Among the entries below, find the lines with "categories" and copy them.
* start Provided material *
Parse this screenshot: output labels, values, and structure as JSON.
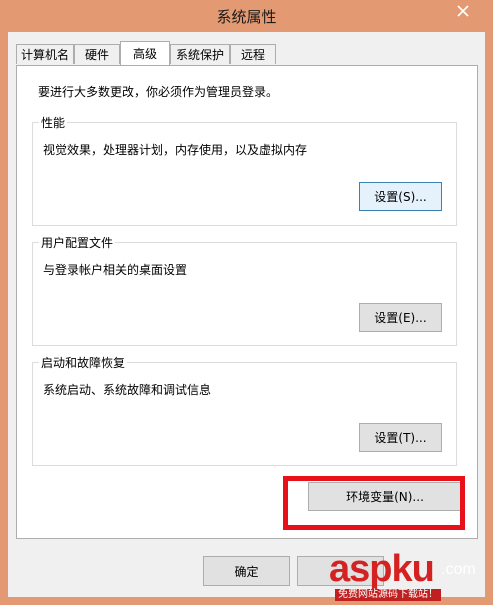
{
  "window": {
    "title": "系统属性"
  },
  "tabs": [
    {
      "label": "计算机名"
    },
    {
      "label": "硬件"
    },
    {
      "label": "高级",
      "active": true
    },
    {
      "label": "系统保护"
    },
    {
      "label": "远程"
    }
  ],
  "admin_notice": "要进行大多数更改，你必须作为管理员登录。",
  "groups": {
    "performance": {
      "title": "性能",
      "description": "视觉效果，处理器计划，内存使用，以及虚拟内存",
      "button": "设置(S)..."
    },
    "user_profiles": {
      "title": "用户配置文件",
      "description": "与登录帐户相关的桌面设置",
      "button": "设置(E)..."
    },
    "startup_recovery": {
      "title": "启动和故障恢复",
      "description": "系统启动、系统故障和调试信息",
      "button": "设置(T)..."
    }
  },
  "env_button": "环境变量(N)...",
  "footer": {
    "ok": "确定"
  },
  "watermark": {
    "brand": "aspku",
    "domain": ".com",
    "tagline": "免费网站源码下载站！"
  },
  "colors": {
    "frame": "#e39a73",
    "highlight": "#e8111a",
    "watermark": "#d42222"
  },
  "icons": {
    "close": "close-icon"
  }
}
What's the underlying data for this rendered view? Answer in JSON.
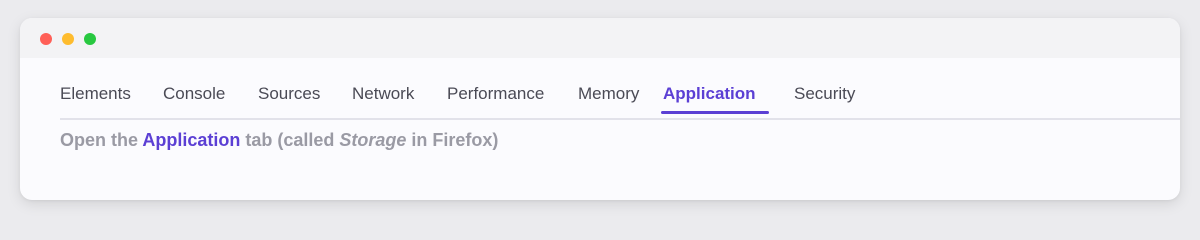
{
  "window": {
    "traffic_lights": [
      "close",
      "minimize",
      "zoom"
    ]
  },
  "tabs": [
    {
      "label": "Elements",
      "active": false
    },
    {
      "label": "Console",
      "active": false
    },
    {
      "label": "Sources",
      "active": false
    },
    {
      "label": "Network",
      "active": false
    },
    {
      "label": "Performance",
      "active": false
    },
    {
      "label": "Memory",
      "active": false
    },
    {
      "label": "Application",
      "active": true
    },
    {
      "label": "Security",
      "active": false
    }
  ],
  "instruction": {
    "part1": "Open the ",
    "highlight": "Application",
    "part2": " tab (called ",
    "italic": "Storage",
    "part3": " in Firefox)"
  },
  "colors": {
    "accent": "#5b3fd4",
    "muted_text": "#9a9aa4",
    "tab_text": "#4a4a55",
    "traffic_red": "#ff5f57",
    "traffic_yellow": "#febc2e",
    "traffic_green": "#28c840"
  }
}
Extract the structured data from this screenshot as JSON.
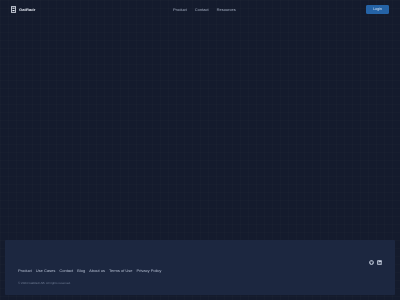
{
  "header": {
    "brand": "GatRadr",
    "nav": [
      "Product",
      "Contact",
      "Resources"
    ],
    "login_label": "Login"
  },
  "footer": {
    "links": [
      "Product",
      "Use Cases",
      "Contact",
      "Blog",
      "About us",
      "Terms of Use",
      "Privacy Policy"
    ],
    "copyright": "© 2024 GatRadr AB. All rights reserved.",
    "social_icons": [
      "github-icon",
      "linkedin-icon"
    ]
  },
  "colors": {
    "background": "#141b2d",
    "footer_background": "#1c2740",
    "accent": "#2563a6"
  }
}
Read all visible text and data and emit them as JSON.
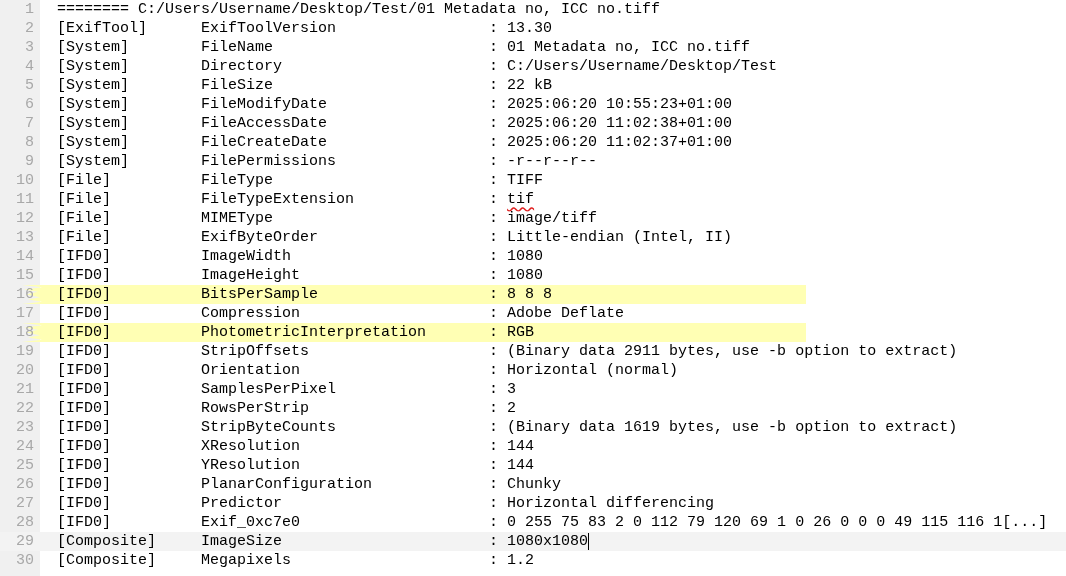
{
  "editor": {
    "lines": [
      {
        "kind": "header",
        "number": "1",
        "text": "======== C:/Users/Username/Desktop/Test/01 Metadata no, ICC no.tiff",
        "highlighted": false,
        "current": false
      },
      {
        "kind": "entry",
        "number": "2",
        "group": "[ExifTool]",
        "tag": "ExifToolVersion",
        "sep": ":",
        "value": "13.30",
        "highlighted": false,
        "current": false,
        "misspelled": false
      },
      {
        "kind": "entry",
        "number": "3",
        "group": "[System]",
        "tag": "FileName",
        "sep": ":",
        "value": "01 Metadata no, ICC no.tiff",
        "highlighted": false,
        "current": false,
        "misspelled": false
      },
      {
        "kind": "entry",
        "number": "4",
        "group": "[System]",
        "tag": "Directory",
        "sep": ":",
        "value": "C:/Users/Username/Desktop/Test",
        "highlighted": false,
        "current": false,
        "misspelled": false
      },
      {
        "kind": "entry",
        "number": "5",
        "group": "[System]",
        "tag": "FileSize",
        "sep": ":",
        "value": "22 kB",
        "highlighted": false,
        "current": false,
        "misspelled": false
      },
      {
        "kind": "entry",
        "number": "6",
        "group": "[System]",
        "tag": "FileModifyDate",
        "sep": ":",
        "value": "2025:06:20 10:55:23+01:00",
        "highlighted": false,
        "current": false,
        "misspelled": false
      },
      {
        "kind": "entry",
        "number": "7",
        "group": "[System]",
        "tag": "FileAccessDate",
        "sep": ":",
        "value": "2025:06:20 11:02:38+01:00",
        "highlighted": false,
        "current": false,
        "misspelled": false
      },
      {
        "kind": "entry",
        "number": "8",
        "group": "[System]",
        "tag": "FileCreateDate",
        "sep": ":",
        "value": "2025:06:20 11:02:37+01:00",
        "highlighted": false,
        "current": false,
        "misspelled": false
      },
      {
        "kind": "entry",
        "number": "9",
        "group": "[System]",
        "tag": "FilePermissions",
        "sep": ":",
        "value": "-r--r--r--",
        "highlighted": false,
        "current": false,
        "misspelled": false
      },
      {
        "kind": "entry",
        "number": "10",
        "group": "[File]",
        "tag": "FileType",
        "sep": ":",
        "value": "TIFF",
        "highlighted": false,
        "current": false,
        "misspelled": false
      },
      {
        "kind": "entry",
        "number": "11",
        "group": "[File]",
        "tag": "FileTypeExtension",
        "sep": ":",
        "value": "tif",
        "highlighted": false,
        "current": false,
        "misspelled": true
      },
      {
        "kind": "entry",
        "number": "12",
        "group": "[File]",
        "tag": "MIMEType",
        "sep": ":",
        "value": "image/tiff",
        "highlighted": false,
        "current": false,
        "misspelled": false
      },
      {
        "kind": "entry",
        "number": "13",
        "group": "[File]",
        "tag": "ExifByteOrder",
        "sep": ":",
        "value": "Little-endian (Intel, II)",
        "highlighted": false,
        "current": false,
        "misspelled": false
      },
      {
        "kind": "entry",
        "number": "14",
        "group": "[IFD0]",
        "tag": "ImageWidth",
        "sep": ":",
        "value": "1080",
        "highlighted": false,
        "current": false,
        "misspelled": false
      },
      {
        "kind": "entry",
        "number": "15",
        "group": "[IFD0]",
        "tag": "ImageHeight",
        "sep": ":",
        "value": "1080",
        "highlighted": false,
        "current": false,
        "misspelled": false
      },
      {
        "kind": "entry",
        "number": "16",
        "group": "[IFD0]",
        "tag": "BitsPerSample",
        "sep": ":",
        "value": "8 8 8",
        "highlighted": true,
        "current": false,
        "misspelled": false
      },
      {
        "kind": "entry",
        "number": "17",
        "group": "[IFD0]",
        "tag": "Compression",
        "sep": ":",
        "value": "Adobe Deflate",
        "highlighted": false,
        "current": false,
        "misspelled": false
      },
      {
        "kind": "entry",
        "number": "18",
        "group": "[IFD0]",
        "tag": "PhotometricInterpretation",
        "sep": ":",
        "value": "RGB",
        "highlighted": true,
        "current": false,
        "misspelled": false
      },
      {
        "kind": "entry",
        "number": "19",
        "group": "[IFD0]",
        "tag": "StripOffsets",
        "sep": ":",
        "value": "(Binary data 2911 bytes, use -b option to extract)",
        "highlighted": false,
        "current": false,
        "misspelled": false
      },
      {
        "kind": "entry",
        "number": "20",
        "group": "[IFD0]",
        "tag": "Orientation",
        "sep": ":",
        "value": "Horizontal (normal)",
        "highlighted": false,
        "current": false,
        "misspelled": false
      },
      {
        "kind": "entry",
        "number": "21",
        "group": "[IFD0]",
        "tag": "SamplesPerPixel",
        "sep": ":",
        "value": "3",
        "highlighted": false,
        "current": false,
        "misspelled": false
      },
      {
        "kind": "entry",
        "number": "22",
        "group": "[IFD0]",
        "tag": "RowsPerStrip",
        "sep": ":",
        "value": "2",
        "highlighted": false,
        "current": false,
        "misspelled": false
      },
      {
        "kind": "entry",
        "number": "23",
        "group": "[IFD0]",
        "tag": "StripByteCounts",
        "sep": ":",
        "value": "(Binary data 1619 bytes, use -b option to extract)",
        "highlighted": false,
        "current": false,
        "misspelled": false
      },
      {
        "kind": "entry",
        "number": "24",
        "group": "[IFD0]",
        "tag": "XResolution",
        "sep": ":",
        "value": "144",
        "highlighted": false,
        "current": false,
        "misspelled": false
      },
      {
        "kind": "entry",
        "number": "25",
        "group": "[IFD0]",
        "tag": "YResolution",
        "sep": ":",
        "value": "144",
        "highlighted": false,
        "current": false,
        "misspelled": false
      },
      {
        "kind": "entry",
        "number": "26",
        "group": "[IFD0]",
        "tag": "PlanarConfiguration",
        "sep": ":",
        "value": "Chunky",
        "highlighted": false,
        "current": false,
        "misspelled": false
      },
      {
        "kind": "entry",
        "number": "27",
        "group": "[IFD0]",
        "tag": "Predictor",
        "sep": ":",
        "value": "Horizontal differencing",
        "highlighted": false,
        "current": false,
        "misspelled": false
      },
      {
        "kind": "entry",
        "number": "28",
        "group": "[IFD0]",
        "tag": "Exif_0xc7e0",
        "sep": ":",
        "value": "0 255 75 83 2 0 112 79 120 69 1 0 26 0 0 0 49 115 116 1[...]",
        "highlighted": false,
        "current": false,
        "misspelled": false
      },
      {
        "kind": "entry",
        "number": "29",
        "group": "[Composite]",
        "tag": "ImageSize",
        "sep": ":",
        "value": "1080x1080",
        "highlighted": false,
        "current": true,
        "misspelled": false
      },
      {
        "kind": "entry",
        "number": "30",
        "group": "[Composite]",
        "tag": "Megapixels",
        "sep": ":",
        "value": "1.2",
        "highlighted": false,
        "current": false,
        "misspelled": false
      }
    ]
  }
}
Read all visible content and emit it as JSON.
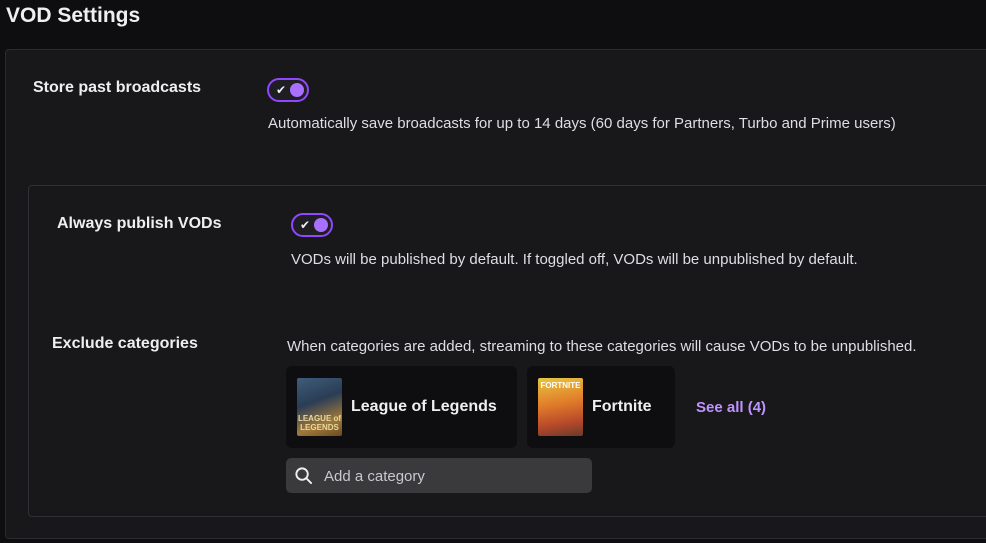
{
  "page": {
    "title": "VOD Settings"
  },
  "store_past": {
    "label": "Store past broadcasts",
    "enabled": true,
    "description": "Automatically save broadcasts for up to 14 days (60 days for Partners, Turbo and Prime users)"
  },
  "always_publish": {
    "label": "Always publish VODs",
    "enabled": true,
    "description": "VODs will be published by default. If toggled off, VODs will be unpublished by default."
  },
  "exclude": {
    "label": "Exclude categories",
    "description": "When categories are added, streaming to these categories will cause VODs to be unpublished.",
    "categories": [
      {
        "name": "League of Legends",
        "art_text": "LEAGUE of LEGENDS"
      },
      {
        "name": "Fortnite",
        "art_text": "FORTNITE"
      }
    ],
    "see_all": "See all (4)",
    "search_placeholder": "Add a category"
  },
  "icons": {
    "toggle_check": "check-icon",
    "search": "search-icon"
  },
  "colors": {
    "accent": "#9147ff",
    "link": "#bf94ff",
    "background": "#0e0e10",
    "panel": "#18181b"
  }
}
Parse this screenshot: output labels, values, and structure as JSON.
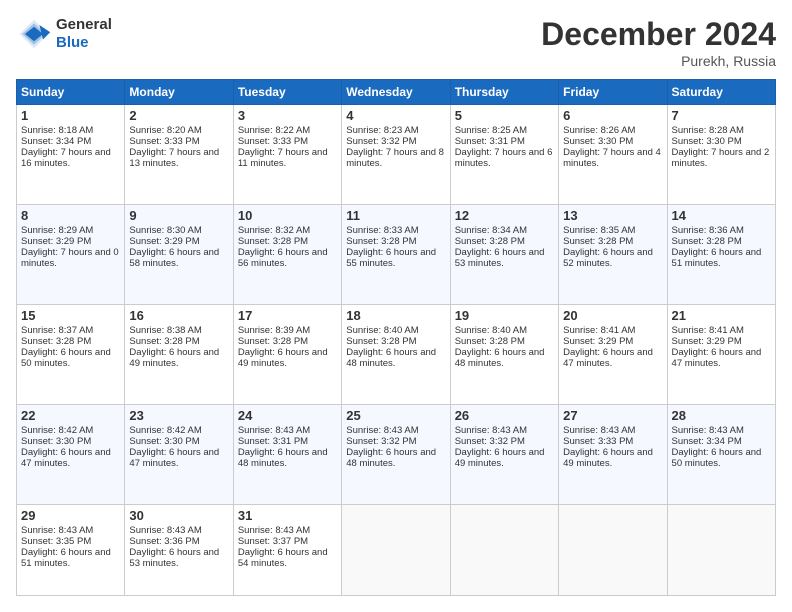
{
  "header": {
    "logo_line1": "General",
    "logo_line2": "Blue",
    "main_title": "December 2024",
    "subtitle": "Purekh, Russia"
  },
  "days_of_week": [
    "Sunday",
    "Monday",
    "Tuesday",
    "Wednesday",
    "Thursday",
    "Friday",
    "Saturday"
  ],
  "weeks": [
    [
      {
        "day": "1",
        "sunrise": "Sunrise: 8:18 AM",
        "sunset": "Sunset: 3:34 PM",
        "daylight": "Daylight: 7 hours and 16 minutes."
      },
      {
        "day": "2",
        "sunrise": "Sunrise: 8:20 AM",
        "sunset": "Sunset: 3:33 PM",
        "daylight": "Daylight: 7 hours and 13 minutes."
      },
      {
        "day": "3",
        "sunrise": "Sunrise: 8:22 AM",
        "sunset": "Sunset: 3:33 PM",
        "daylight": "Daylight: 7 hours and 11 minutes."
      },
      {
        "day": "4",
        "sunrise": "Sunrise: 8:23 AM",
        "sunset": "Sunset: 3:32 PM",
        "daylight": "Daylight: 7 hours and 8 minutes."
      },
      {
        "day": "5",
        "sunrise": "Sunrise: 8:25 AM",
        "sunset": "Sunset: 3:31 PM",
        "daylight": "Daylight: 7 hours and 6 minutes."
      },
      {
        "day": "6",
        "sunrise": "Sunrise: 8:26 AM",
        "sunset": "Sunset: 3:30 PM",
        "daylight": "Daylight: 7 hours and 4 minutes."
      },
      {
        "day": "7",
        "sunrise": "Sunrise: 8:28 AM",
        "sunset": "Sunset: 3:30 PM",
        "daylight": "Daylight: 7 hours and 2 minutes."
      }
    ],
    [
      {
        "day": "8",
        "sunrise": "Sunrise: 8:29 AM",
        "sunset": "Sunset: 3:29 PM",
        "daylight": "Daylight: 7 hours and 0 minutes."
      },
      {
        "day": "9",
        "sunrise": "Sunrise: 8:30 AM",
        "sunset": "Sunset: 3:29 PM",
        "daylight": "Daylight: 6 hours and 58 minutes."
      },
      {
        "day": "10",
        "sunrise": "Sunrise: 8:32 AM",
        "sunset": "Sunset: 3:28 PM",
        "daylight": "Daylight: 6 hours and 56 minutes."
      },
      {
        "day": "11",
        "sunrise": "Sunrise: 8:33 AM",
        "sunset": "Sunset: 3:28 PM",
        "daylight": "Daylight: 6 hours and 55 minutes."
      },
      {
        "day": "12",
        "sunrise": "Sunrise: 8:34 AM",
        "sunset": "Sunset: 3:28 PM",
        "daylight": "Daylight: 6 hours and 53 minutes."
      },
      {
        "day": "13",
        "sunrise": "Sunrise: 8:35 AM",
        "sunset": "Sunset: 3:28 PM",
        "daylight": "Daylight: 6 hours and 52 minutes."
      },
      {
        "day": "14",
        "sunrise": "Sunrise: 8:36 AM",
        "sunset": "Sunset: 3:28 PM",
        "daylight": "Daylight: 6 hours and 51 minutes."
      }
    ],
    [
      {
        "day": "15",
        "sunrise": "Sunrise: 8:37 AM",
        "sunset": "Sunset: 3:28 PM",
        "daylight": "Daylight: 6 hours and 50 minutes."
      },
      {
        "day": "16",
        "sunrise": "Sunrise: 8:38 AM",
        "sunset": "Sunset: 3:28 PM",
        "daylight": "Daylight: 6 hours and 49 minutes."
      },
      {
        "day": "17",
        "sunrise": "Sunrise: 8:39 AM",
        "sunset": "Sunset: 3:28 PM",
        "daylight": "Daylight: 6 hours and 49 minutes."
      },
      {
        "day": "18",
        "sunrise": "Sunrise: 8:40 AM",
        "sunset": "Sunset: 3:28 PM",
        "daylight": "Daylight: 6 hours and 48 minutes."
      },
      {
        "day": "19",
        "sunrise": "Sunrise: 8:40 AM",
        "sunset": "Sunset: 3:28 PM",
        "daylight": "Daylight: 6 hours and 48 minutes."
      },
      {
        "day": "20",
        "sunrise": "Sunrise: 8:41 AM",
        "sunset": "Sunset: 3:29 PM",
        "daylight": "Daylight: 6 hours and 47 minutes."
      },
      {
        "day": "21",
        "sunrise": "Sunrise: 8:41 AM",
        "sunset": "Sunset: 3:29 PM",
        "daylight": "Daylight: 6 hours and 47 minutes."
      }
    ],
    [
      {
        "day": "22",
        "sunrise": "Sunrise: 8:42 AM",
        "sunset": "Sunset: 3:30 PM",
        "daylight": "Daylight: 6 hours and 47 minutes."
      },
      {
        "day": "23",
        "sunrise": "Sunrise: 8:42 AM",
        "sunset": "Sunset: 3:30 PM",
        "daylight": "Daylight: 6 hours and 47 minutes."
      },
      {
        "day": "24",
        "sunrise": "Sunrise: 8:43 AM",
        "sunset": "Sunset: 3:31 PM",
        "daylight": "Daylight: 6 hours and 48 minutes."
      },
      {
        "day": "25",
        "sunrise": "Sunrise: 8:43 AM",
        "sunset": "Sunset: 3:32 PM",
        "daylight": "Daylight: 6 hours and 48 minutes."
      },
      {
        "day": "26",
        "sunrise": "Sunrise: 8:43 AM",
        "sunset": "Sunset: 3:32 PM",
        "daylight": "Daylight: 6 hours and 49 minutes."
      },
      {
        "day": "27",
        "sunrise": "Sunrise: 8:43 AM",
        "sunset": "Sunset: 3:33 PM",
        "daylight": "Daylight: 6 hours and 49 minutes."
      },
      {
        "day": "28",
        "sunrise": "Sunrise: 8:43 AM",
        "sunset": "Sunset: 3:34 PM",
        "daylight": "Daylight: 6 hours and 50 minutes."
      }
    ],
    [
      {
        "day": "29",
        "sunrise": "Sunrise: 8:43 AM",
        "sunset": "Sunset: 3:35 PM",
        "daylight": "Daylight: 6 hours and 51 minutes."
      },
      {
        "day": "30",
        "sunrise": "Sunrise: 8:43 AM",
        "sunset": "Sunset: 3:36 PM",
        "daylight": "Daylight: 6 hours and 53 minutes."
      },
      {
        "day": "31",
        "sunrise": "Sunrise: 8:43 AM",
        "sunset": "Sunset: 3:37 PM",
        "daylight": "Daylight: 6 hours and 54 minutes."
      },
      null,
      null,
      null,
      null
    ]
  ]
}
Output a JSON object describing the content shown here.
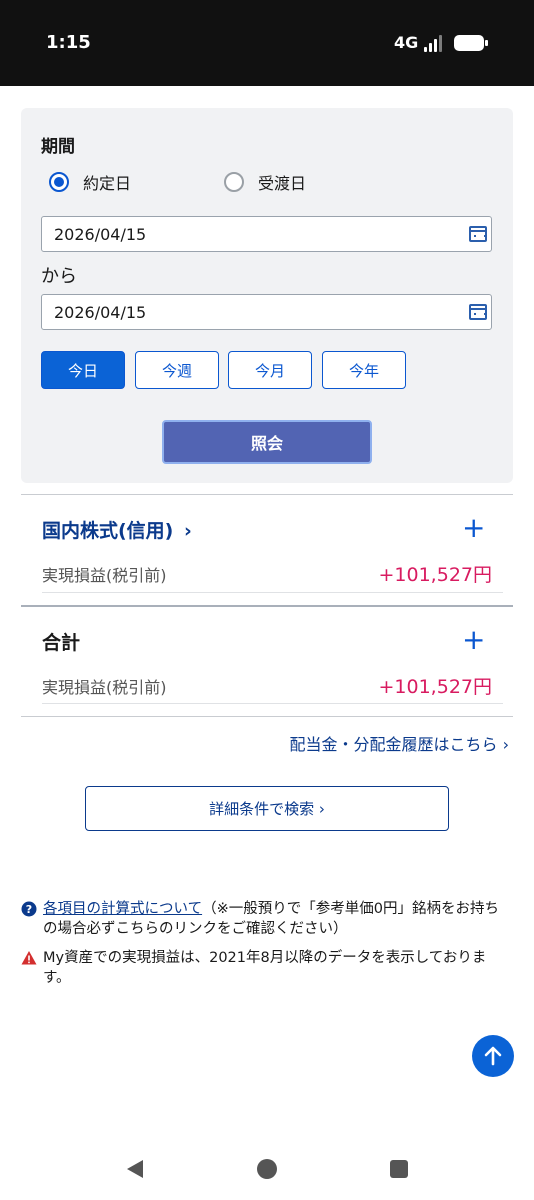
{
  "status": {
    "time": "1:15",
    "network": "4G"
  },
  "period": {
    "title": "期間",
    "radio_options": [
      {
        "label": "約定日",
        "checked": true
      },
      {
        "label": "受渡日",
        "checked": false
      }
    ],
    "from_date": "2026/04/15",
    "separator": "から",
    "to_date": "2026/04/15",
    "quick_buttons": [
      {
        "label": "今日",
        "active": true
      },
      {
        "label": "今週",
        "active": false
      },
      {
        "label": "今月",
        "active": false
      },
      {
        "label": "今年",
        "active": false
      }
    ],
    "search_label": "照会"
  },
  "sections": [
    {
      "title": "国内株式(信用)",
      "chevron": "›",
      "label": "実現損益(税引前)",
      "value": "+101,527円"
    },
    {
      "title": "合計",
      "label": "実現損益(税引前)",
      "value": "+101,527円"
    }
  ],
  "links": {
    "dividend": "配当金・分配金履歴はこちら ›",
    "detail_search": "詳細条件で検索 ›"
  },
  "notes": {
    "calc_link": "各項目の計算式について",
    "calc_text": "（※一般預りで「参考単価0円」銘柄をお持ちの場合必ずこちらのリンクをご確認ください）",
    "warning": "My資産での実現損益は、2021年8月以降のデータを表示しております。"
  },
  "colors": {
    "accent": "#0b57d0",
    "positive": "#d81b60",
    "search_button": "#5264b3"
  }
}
* end Provided material *
◆ **Finished answer**
    "label": "Exclude categories",
    "description": "When categories are added, streaming to these categories will cause VODs to be unpublished.",
    "categories": [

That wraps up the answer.